## WRITTEN PROBLEM:
Repeat the records verbatim and leave the pictures out of your copy.

§ §

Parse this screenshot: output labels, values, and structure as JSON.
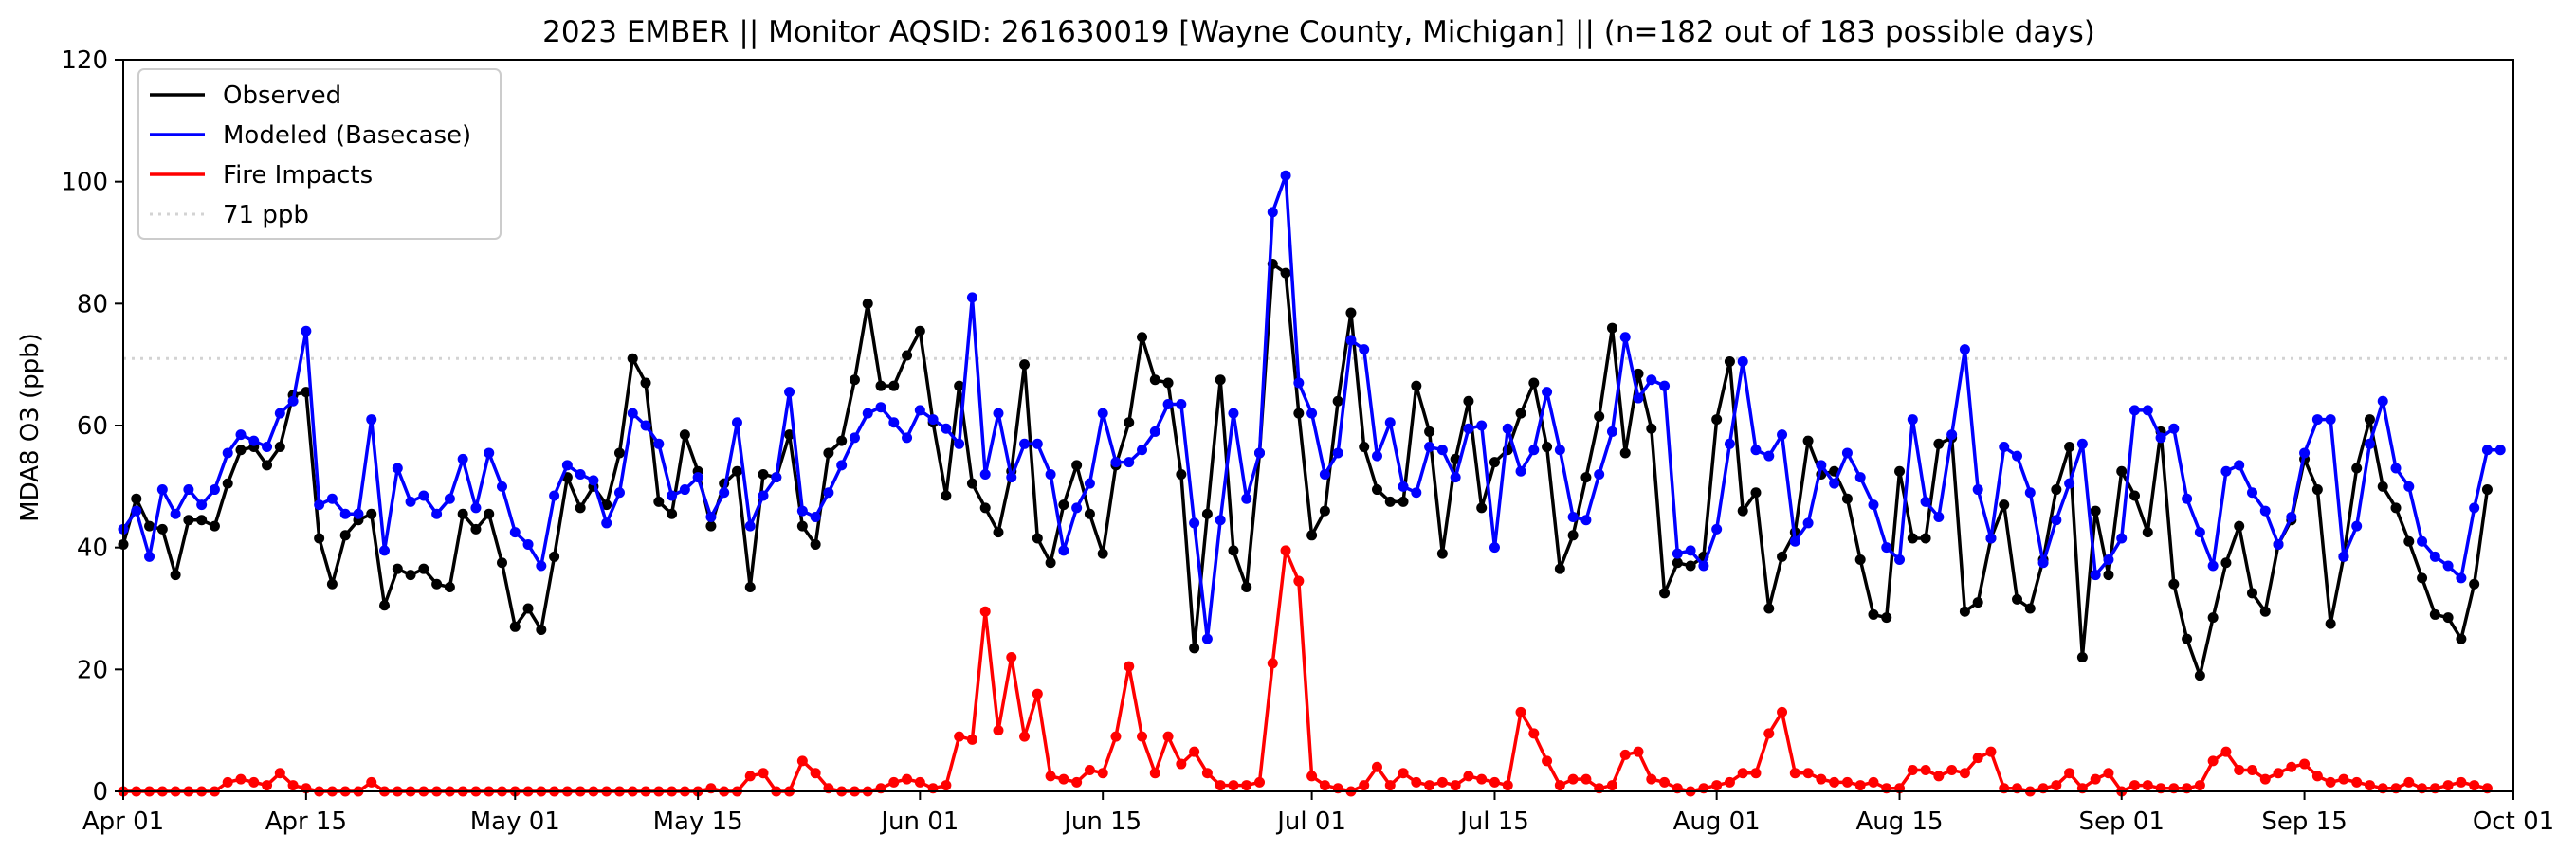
{
  "chart_data": {
    "type": "line",
    "title": "2023 EMBER || Monitor AQSID: 261630019 [Wayne County, Michigan] || (n=182 out of 183 possible days)",
    "xlabel": "",
    "ylabel": "MDA8 O3 (ppb)",
    "x_start": "2023-04-01",
    "x_end": "2023-10-01",
    "xlim": [
      "2023-04-01",
      "2023-10-01"
    ],
    "ylim": [
      0,
      120
    ],
    "x_ticks": [
      "Apr 01",
      "Apr 15",
      "May 01",
      "May 15",
      "Jun 01",
      "Jun 15",
      "Jul 01",
      "Jul 15",
      "Aug 01",
      "Aug 15",
      "Sep 01",
      "Sep 15",
      "Oct 01"
    ],
    "y_ticks": [
      "0",
      "20",
      "40",
      "60",
      "80",
      "100",
      "120"
    ],
    "grid": false,
    "legend_position": "top-left",
    "reference_line": {
      "name": "71 ppb",
      "value": 71,
      "color": "#d3d3d3"
    },
    "series": [
      {
        "name": "Observed",
        "color": "#000000",
        "values": [
          40.5,
          48,
          43.5,
          43,
          35.5,
          44.5,
          44.5,
          43.5,
          50.5,
          56,
          56.5,
          53.5,
          56.5,
          65,
          65.5,
          41.5,
          34,
          42,
          44.5,
          45.5,
          30.5,
          36.5,
          35.5,
          36.5,
          34,
          33.5,
          45.5,
          43,
          45.5,
          37.5,
          27,
          30,
          26.5,
          38.5,
          51.5,
          46.5,
          50,
          47,
          55.5,
          71,
          67,
          47.5,
          45.5,
          58.5,
          52.5,
          43.5,
          50.5,
          52.5,
          33.5,
          52,
          51.5,
          58.5,
          43.5,
          40.5,
          55.5,
          57.5,
          67.5,
          80,
          66.5,
          66.5,
          71.5,
          75.5,
          60.5,
          48.5,
          66.5,
          50.5,
          46.5,
          42.5,
          52.5,
          70,
          41.5,
          37.5,
          47,
          53.5,
          45.5,
          39,
          53.5,
          60.5,
          74.5,
          67.5,
          67,
          52,
          23.5,
          45.5,
          67.5,
          39.5,
          33.5,
          55.5,
          86.5,
          85,
          62,
          42,
          46,
          64,
          78.5,
          56.5,
          49.5,
          47.5,
          47.5,
          66.5,
          59,
          39,
          54.5,
          64,
          46.5,
          54,
          56,
          62,
          67,
          56.5,
          36.5,
          42,
          51.5,
          61.5,
          76,
          55.5,
          68.5,
          59.5,
          32.5,
          37.5,
          37,
          38.5,
          61,
          70.5,
          46,
          49,
          30,
          38.5,
          42.5,
          57.5,
          52,
          52.5,
          48,
          38,
          29,
          28.5,
          52.5,
          41.5,
          41.5,
          57,
          58,
          29.5,
          31,
          41.5,
          47,
          31.5,
          30,
          38,
          49.5,
          56.5,
          22,
          46,
          35.5,
          52.5,
          48.5,
          42.5,
          59,
          34,
          25,
          19,
          28.5,
          37.5,
          43.5,
          32.5,
          29.5,
          40.5,
          44.5,
          54.5,
          49.5,
          27.5,
          38.5,
          53,
          61,
          50,
          46.5,
          41,
          35,
          29,
          28.5,
          25,
          34,
          49.5
        ]
      },
      {
        "name": "Modeled (Basecase)",
        "color": "#0000ff",
        "values": [
          43,
          46,
          38.5,
          49.5,
          45.5,
          49.5,
          47,
          49.5,
          55.5,
          58.5,
          57.5,
          56.5,
          62,
          64,
          75.5,
          47,
          48,
          45.5,
          45.5,
          61,
          39.5,
          53,
          47.5,
          48.5,
          45.5,
          48,
          54.5,
          46.5,
          55.5,
          50,
          42.5,
          40.5,
          37,
          48.5,
          53.5,
          52,
          51,
          44,
          49,
          62,
          60,
          57,
          48.5,
          49.5,
          51.5,
          45,
          49,
          60.5,
          43.5,
          48.5,
          51.5,
          65.5,
          46,
          45,
          49,
          53.5,
          58,
          62,
          63,
          60.5,
          58,
          62.5,
          61,
          59.5,
          57,
          81,
          52,
          62,
          51.5,
          57,
          57,
          52,
          39.5,
          46.5,
          50.5,
          62,
          54,
          54,
          56,
          59,
          63.5,
          63.5,
          44,
          25,
          44.5,
          62,
          48,
          55.5,
          95,
          101,
          67,
          62,
          52,
          55.5,
          74,
          72.5,
          55,
          60.5,
          50,
          49,
          56.5,
          56,
          51.5,
          59.5,
          60,
          40,
          59.5,
          52.5,
          56,
          65.5,
          56,
          45,
          44.5,
          52,
          59,
          74.5,
          64.5,
          67.5,
          66.5,
          39,
          39.5,
          37,
          43,
          57,
          70.5,
          56,
          55,
          58.5,
          41,
          44,
          53.5,
          50.5,
          55.5,
          51.5,
          47,
          40,
          38,
          61,
          47.5,
          45,
          58.5,
          72.5,
          49.5,
          41.5,
          56.5,
          55,
          49,
          37.5,
          44.5,
          50.5,
          57,
          35.5,
          38,
          41.5,
          62.5,
          62.5,
          58,
          59.5,
          48,
          42.5,
          37,
          52.5,
          53.5,
          49,
          46,
          40.5,
          45,
          55.5,
          61,
          61,
          38.5,
          43.5,
          57,
          64,
          53,
          50,
          41,
          38.5,
          37,
          35,
          46.5,
          56,
          56
        ]
      },
      {
        "name": "Fire Impacts",
        "color": "#ff0000",
        "values": [
          0,
          0,
          0,
          0,
          0,
          0,
          0,
          0,
          1.5,
          2,
          1.5,
          1,
          3,
          1,
          0.5,
          0,
          0,
          0,
          0,
          1.5,
          0,
          0,
          0,
          0,
          0,
          0,
          0,
          0,
          0,
          0,
          0,
          0,
          0,
          0,
          0,
          0,
          0,
          0,
          0,
          0,
          0,
          0,
          0,
          0,
          0,
          0.5,
          0,
          0,
          2.5,
          3,
          0,
          0,
          5,
          3,
          0.5,
          0,
          0,
          0,
          0.5,
          1.5,
          2,
          1.5,
          0.5,
          1,
          9,
          8.5,
          29.5,
          10,
          22,
          9,
          16,
          2.5,
          2,
          1.5,
          3.5,
          3,
          9,
          20.5,
          9,
          3,
          9,
          4.5,
          6.5,
          3,
          1,
          1,
          1,
          1.5,
          21,
          39.5,
          34.5,
          2.5,
          1,
          0.5,
          0,
          1,
          4,
          1,
          3,
          1.5,
          1,
          1.5,
          1,
          2.5,
          2,
          1.5,
          1,
          13,
          9.5,
          5,
          1,
          2,
          2,
          0.5,
          1,
          6,
          6.5,
          2,
          1.5,
          0.5,
          0,
          0.5,
          1,
          1.5,
          3,
          3,
          9.5,
          13,
          3,
          3,
          2,
          1.5,
          1.5,
          1,
          1.5,
          0.5,
          0.5,
          3.5,
          3.5,
          2.5,
          3.5,
          3,
          5.5,
          6.5,
          0.5,
          0.5,
          0,
          0.5,
          1,
          3,
          0.5,
          2,
          3,
          0,
          1,
          1,
          0.5,
          0.5,
          0.5,
          1,
          5,
          6.5,
          3.5,
          3.5,
          2,
          3,
          4,
          4.5,
          2.5,
          1.5,
          2,
          1.5,
          1,
          0.5,
          0.5,
          1.5,
          0.5,
          0.5,
          1,
          1.5,
          1,
          0.5
        ]
      }
    ]
  }
}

§ §

## THE SOLUTION:
Parse this screenshot: output labels, values, and structure as JSON.
{
  "chart_data": {
    "type": "line",
    "title": "2023 EMBER || Monitor AQSID: 261630019 [Wayne County, Michigan] || (n=182 out of 183 possible days)",
    "xlabel": "",
    "ylabel": "MDA8 O3 (ppb)",
    "x_start": "2023-04-01",
    "x_end": "2023-10-01",
    "xlim": [
      "2023-04-01",
      "2023-10-01"
    ],
    "ylim": [
      0,
      120
    ],
    "x_ticks": [
      "Apr 01",
      "Apr 15",
      "May 01",
      "May 15",
      "Jun 01",
      "Jun 15",
      "Jul 01",
      "Jul 15",
      "Aug 01",
      "Aug 15",
      "Sep 01",
      "Sep 15",
      "Oct 01"
    ],
    "y_ticks": [
      "0",
      "20",
      "40",
      "60",
      "80",
      "100",
      "120"
    ],
    "grid": false,
    "legend_position": "top-left",
    "reference_line": {
      "name": "71 ppb",
      "value": 71,
      "color": "#d3d3d3"
    },
    "series": [
      {
        "name": "Observed",
        "color": "#000000",
        "values": [
          40.5,
          48,
          43.5,
          43,
          35.5,
          44.5,
          44.5,
          43.5,
          50.5,
          56,
          56.5,
          53.5,
          56.5,
          65,
          65.5,
          41.5,
          34,
          42,
          44.5,
          45.5,
          30.5,
          36.5,
          35.5,
          36.5,
          34,
          33.5,
          45.5,
          43,
          45.5,
          37.5,
          27,
          30,
          26.5,
          38.5,
          51.5,
          46.5,
          50,
          47,
          55.5,
          71,
          67,
          47.5,
          45.5,
          58.5,
          52.5,
          43.5,
          50.5,
          52.5,
          33.5,
          52,
          51.5,
          58.5,
          43.5,
          40.5,
          55.5,
          57.5,
          67.5,
          80,
          66.5,
          66.5,
          71.5,
          75.5,
          60.5,
          48.5,
          66.5,
          50.5,
          46.5,
          42.5,
          52.5,
          70,
          41.5,
          37.5,
          47,
          53.5,
          45.5,
          39,
          53.5,
          60.5,
          74.5,
          67.5,
          67,
          52,
          23.5,
          45.5,
          67.5,
          39.5,
          33.5,
          55.5,
          86.5,
          85,
          62,
          42,
          46,
          64,
          78.5,
          56.5,
          49.5,
          47.5,
          47.5,
          66.5,
          59,
          39,
          54.5,
          64,
          46.5,
          54,
          56,
          62,
          67,
          56.5,
          36.5,
          42,
          51.5,
          61.5,
          76,
          55.5,
          68.5,
          59.5,
          32.5,
          37.5,
          37,
          38.5,
          61,
          70.5,
          46,
          49,
          30,
          38.5,
          42.5,
          57.5,
          52,
          52.5,
          48,
          38,
          29,
          28.5,
          52.5,
          41.5,
          41.5,
          57,
          58,
          29.5,
          31,
          41.5,
          47,
          31.5,
          30,
          38,
          49.5,
          56.5,
          22,
          46,
          35.5,
          52.5,
          48.5,
          42.5,
          59,
          34,
          25,
          19,
          28.5,
          37.5,
          43.5,
          32.5,
          29.5,
          40.5,
          44.5,
          54.5,
          49.5,
          27.5,
          38.5,
          53,
          61,
          50,
          46.5,
          41,
          35,
          29,
          28.5,
          25,
          34,
          49.5
        ]
      },
      {
        "name": "Modeled (Basecase)",
        "color": "#0000ff",
        "values": [
          43,
          46,
          38.5,
          49.5,
          45.5,
          49.5,
          47,
          49.5,
          55.5,
          58.5,
          57.5,
          56.5,
          62,
          64,
          75.5,
          47,
          48,
          45.5,
          45.5,
          61,
          39.5,
          53,
          47.5,
          48.5,
          45.5,
          48,
          54.5,
          46.5,
          55.5,
          50,
          42.5,
          40.5,
          37,
          48.5,
          53.5,
          52,
          51,
          44,
          49,
          62,
          60,
          57,
          48.5,
          49.5,
          51.5,
          45,
          49,
          60.5,
          43.5,
          48.5,
          51.5,
          65.5,
          46,
          45,
          49,
          53.5,
          58,
          62,
          63,
          60.5,
          58,
          62.5,
          61,
          59.5,
          57,
          81,
          52,
          62,
          51.5,
          57,
          57,
          52,
          39.5,
          46.5,
          50.5,
          62,
          54,
          54,
          56,
          59,
          63.5,
          63.5,
          44,
          25,
          44.5,
          62,
          48,
          55.5,
          95,
          101,
          67,
          62,
          52,
          55.5,
          74,
          72.5,
          55,
          60.5,
          50,
          49,
          56.5,
          56,
          51.5,
          59.5,
          60,
          40,
          59.5,
          52.5,
          56,
          65.5,
          56,
          45,
          44.5,
          52,
          59,
          74.5,
          64.5,
          67.5,
          66.5,
          39,
          39.5,
          37,
          43,
          57,
          70.5,
          56,
          55,
          58.5,
          41,
          44,
          53.5,
          50.5,
          55.5,
          51.5,
          47,
          40,
          38,
          61,
          47.5,
          45,
          58.5,
          72.5,
          49.5,
          41.5,
          56.5,
          55,
          49,
          37.5,
          44.5,
          50.5,
          57,
          35.5,
          38,
          41.5,
          62.5,
          62.5,
          58,
          59.5,
          48,
          42.5,
          37,
          52.5,
          53.5,
          49,
          46,
          40.5,
          45,
          55.5,
          61,
          61,
          38.5,
          43.5,
          57,
          64,
          53,
          50,
          41,
          38.5,
          37,
          35,
          46.5,
          56,
          56
        ]
      },
      {
        "name": "Fire Impacts",
        "color": "#ff0000",
        "values": [
          0,
          0,
          0,
          0,
          0,
          0,
          0,
          0,
          1.5,
          2,
          1.5,
          1,
          3,
          1,
          0.5,
          0,
          0,
          0,
          0,
          1.5,
          0,
          0,
          0,
          0,
          0,
          0,
          0,
          0,
          0,
          0,
          0,
          0,
          0,
          0,
          0,
          0,
          0,
          0,
          0,
          0,
          0,
          0,
          0,
          0,
          0,
          0.5,
          0,
          0,
          2.5,
          3,
          0,
          0,
          5,
          3,
          0.5,
          0,
          0,
          0,
          0.5,
          1.5,
          2,
          1.5,
          0.5,
          1,
          9,
          8.5,
          29.5,
          10,
          22,
          9,
          16,
          2.5,
          2,
          1.5,
          3.5,
          3,
          9,
          20.5,
          9,
          3,
          9,
          4.5,
          6.5,
          3,
          1,
          1,
          1,
          1.5,
          21,
          39.5,
          34.5,
          2.5,
          1,
          0.5,
          0,
          1,
          4,
          1,
          3,
          1.5,
          1,
          1.5,
          1,
          2.5,
          2,
          1.5,
          1,
          13,
          9.5,
          5,
          1,
          2,
          2,
          0.5,
          1,
          6,
          6.5,
          2,
          1.5,
          0.5,
          0,
          0.5,
          1,
          1.5,
          3,
          3,
          9.5,
          13,
          3,
          3,
          2,
          1.5,
          1.5,
          1,
          1.5,
          0.5,
          0.5,
          3.5,
          3.5,
          2.5,
          3.5,
          3,
          5.5,
          6.5,
          0.5,
          0.5,
          0,
          0.5,
          1,
          3,
          0.5,
          2,
          3,
          0,
          1,
          1,
          0.5,
          0.5,
          0.5,
          1,
          5,
          6.5,
          3.5,
          3.5,
          2,
          3,
          4,
          4.5,
          2.5,
          1.5,
          2,
          1.5,
          1,
          0.5,
          0.5,
          1.5,
          0.5,
          0.5,
          1,
          1.5,
          1,
          0.5
        ]
      }
    ]
  }
}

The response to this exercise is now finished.